» WHAT IS BEING ASKED:
Find the lines holding "Ingrandes" and copy them.

» DATA:
--- START ---
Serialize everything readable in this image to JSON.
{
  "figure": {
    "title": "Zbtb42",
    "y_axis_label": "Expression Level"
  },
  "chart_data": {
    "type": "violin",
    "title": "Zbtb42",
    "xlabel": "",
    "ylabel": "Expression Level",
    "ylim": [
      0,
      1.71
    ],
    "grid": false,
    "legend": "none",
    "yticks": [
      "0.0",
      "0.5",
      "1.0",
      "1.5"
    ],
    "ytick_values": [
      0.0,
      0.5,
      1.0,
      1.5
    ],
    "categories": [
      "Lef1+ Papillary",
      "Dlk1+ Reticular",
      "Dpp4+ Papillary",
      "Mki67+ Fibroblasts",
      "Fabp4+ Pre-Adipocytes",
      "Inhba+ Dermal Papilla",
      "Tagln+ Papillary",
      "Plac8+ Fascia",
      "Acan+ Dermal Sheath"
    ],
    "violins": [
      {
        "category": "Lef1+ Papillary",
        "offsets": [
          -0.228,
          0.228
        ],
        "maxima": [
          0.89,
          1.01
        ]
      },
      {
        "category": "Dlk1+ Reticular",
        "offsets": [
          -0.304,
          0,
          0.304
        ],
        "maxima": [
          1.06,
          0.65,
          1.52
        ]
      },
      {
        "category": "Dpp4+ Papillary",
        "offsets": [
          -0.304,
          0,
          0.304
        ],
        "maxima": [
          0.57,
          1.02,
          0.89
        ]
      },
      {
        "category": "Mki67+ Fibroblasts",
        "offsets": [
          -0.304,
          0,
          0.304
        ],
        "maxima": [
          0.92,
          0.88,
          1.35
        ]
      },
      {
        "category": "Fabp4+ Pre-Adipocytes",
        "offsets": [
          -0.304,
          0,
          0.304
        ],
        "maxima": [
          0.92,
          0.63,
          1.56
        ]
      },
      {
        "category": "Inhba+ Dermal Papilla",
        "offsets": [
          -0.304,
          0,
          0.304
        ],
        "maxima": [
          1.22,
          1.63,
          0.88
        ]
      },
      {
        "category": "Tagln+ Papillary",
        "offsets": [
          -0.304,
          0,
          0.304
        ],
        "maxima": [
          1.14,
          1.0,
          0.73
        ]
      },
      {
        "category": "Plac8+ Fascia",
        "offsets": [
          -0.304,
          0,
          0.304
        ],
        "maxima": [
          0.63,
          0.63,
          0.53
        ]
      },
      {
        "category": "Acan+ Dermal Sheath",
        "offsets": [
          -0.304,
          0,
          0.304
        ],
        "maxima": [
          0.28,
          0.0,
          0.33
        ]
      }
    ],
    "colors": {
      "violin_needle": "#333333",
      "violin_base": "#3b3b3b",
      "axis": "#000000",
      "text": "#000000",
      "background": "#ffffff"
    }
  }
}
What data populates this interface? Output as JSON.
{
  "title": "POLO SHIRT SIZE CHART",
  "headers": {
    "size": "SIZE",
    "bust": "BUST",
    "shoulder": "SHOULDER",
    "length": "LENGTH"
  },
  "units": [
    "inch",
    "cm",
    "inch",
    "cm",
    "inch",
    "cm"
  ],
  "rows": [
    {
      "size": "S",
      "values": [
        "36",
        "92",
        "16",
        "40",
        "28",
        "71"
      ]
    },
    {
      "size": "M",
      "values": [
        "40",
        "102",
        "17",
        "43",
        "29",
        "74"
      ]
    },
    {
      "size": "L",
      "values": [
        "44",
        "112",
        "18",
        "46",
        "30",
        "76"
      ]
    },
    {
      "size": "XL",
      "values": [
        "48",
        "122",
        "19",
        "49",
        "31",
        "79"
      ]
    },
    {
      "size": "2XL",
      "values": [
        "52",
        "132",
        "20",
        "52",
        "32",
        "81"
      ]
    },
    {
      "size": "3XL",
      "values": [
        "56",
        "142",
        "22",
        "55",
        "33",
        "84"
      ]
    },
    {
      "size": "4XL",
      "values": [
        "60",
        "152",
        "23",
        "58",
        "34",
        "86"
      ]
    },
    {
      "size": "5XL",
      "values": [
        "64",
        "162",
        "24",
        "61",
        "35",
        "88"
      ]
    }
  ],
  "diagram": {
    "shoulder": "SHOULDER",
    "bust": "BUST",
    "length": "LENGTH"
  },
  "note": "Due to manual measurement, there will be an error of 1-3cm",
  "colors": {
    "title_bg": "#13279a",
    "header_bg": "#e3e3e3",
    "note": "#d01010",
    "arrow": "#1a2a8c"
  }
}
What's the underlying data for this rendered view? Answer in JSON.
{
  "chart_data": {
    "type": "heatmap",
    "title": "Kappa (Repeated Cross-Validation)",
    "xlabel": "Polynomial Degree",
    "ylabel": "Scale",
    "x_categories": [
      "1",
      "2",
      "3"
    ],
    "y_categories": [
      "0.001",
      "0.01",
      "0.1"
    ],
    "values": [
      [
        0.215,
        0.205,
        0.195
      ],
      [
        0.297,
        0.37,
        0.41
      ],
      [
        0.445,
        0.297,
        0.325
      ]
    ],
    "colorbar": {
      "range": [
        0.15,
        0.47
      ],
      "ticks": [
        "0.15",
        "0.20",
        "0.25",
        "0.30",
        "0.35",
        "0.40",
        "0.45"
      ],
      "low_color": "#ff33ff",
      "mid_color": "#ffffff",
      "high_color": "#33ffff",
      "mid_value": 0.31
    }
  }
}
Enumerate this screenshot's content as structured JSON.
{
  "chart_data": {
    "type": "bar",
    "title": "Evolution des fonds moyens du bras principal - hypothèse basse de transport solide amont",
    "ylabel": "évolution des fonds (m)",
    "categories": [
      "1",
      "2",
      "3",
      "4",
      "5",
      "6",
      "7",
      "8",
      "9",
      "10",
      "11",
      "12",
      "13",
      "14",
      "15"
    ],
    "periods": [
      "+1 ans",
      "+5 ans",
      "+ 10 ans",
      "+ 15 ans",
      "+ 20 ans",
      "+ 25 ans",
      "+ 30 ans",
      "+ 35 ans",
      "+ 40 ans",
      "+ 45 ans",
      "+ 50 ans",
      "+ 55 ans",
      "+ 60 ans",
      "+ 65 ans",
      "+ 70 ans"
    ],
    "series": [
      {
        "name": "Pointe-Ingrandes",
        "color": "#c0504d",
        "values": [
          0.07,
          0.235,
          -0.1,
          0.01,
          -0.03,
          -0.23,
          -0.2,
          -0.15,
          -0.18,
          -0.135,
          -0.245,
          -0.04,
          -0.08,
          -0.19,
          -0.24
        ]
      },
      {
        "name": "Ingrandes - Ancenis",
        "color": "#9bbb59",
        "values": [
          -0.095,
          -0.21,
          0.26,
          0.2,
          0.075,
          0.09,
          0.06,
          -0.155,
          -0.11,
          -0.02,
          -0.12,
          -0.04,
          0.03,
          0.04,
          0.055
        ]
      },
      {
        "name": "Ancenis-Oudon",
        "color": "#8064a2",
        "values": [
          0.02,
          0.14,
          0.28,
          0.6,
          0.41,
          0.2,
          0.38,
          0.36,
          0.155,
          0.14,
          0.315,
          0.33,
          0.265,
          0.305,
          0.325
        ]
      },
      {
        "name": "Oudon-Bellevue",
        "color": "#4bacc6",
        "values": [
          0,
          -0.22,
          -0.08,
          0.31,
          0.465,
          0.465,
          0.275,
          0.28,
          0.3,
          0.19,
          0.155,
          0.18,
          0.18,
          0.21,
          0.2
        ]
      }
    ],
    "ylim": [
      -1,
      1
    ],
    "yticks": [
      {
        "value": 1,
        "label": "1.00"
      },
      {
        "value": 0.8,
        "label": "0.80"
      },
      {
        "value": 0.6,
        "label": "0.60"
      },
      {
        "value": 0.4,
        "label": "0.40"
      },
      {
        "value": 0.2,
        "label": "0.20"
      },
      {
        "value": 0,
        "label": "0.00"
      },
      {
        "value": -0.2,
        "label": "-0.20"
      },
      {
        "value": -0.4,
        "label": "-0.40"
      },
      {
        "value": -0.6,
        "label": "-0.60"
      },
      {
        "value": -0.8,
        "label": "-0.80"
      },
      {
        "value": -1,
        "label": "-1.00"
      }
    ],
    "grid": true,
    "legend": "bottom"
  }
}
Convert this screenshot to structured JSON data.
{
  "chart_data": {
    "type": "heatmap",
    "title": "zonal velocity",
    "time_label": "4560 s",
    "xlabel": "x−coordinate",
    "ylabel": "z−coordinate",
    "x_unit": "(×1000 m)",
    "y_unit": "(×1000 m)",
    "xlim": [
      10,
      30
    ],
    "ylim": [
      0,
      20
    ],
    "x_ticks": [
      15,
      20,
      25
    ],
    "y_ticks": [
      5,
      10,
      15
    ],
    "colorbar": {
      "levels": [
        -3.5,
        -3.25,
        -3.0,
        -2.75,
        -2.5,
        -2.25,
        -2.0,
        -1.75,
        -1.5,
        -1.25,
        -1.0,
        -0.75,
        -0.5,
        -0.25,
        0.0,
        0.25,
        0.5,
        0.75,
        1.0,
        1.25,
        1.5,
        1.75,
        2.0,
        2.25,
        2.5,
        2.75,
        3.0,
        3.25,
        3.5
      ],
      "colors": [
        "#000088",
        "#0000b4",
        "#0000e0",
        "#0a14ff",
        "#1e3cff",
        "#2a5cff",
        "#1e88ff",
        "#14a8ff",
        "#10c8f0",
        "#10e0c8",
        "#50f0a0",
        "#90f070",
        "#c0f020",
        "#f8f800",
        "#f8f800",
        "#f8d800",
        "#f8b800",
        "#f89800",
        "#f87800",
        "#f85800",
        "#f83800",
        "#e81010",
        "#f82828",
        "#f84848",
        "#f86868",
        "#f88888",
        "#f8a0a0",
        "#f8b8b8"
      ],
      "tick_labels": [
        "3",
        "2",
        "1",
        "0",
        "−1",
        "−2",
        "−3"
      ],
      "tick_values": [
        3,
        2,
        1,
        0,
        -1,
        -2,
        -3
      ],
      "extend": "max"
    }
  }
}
--- END ---
» RESPONSE:
        "name": "Pointe-Ingrandes",
        "name": "Ingrandes - Ancenis",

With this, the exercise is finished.